SUPPLIED MATERIAL
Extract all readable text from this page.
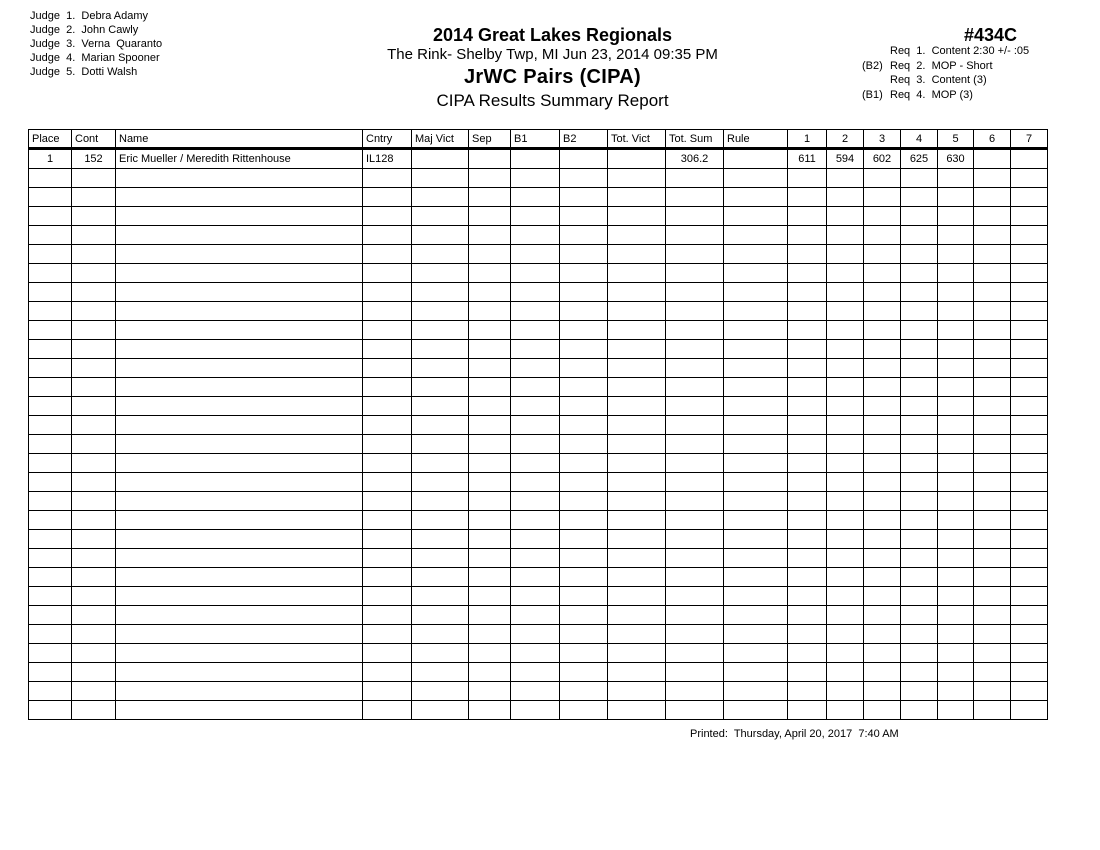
Judge  1. Debra Adamy
Judge  2. John Cawly
Judge  3. Verna  Quaranto
Judge  4. Marian Spooner
Judge  5. Dotti Walsh
2014 Great Lakes Regionals
The Rink- Shelby Twp, MI Jun 23, 2014 09:35 PM
JrWC Pairs (CIPA)
CIPA Results Summary Report
#434C
Req  1.  Content 2:30 +/- :05
(B2) Req  2.  MOP - Short
Req  3.  Content (3)
(B1) Req  4.  MOP (3)
Place	Cont	Name	Cntry	Maj Vict	Sep	B1	B2	Tot. Vict	Tot. Sum	Rule	1	2	3	4	5	6	7
1	152	Eric Mueller / Meredith Rittenhouse	IL128						306.2		611	594	602	625	630		

Printed:  Thursday, April 20, 2017  7:40 AM
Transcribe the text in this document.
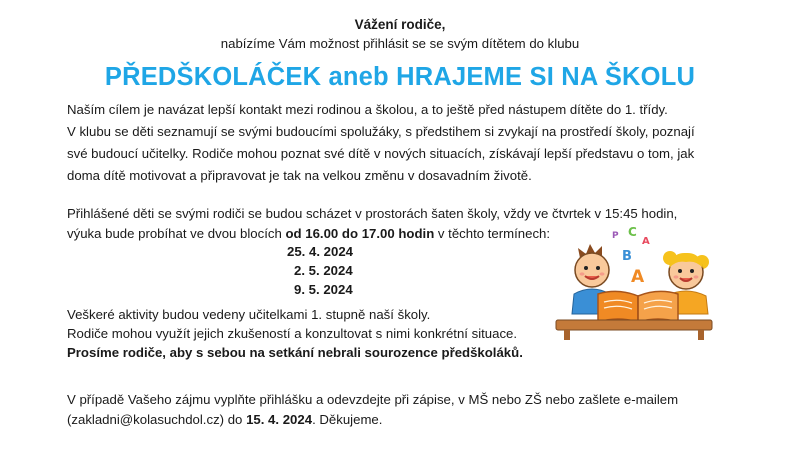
Vážení rodiče,
nabízíme Vám možnost přihlásit se se svým dítětem do klubu
PŘEDŠKOLÁČEK aneb HRAJEME SI NA ŠKOLU
Naším cílem je navázat lepší kontakt mezi rodinou a školou, a to ještě před nástupem dítěte do 1. třídy.
V klubu se děti seznamují se svými budoucími spolužáky, s předstihem si zvykají na prostředí školy, poznají
své budoucí učitelky. Rodiče mohou poznat své dítě v nových situacích, získávají lepší představu o tom, jak
doma dítě motivovat a připravovat je tak na velkou změnu v dosavadním životě.
Přihlášené děti se svými rodiči se budou scházet v prostorách šaten školy, vždy ve čtvrtek v 15:45 hodin,
výuka bude probíhat ve dvou blocích od 16.00 do 17.00 hodin v těchto termínech:
25. 4. 2024
2. 5. 2024
9. 5. 2024
Veškeré aktivity budou vedeny učitelkami 1. stupně naší školy.
Rodiče mohou využít jejich zkušeností a konzultovat s nimi konkrétní situace.
Prosíme rodiče, aby s sebou na setkání nebrali sourozence předškoláků.
V případě Vašeho zájmu vyplňte přihlášku a odevzdejte při zápise, v MŠ nebo ZŠ nebo zašlete e-mailem
(zakladni@kolasuchdol.cz) do 15. 4. 2024. Děkujeme.
C
A
B
A
P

DIRECTIONS FOR THIS TASK
Word for word, quote the lines above. Omit the pictures.

WRITTEN RESPONSE
Extract all readable text from this page.
Judge  1. Debra Adamy
Judge  2. John Cawly
Judge  3. Verna  Quaranto
Judge  4. Marian Spooner
Judge  5. Dotti Walsh
2014 Great Lakes Regionals
The Rink- Shelby Twp, MI Jun 23, 2014 09:35 PM
JrWC Pairs (CIPA)
CIPA Results Summary Report
#434C
Req  1.  Content 2:30 +/- :05
(B2) Req  2.  MOP - Short
Req  3.  Content (3)
(B1) Req  4.  MOP (3)
Place	Cont	Name	Cntry	Maj Vict	Sep	B1	B2	Tot. Vict	Tot. Sum	Rule	1	2	3	4	5	6	7
1	152	Eric Mueller / Meredith Rittenhouse	IL128						306.2		611	594	602	625	630		

Printed:  Thursday, April 20, 2017  7:40 AM
Transcribe the text in this document.
Vážení rodiče,
nabízíme Vám možnost přihlásit se se svým dítětem do klubu
PŘEDŠKOLÁČEK aneb HRAJEME SI NA ŠKOLU
Naším cílem je navázat lepší kontakt mezi rodinou a školou, a to ještě před nástupem dítěte do 1. třídy.
V klubu se děti seznamují se svými budoucími spolužáky, s předstihem si zvykají na prostředí školy, poznají
své budoucí učitelky. Rodiče mohou poznat své dítě v nových situacích, získávají lepší představu o tom, jak
doma dítě motivovat a připravovat je tak na velkou změnu v dosavadním životě.
Přihlášené děti se svými rodiči se budou scházet v prostorách šaten školy, vždy ve čtvrtek v 15:45 hodin,
výuka bude probíhat ve dvou blocích od 16.00 do 17.00 hodin v těchto termínech:
25. 4. 2024
2. 5. 2024
9. 5. 2024
Veškeré aktivity budou vedeny učitelkami 1. stupně naší školy.
Rodiče mohou využít jejich zkušeností a konzultovat s nimi konkrétní situace.
Prosíme rodiče, aby s sebou na setkání nebrali sourozence předškoláků.
V případě Vašeho zájmu vyplňte přihlášku a odevzdejte při zápise, v MŠ nebo ZŠ nebo zašlete e-mailem
(zakladni@kolasuchdol.cz) do 15. 4. 2024. Děkujeme.
C
A
B
A
P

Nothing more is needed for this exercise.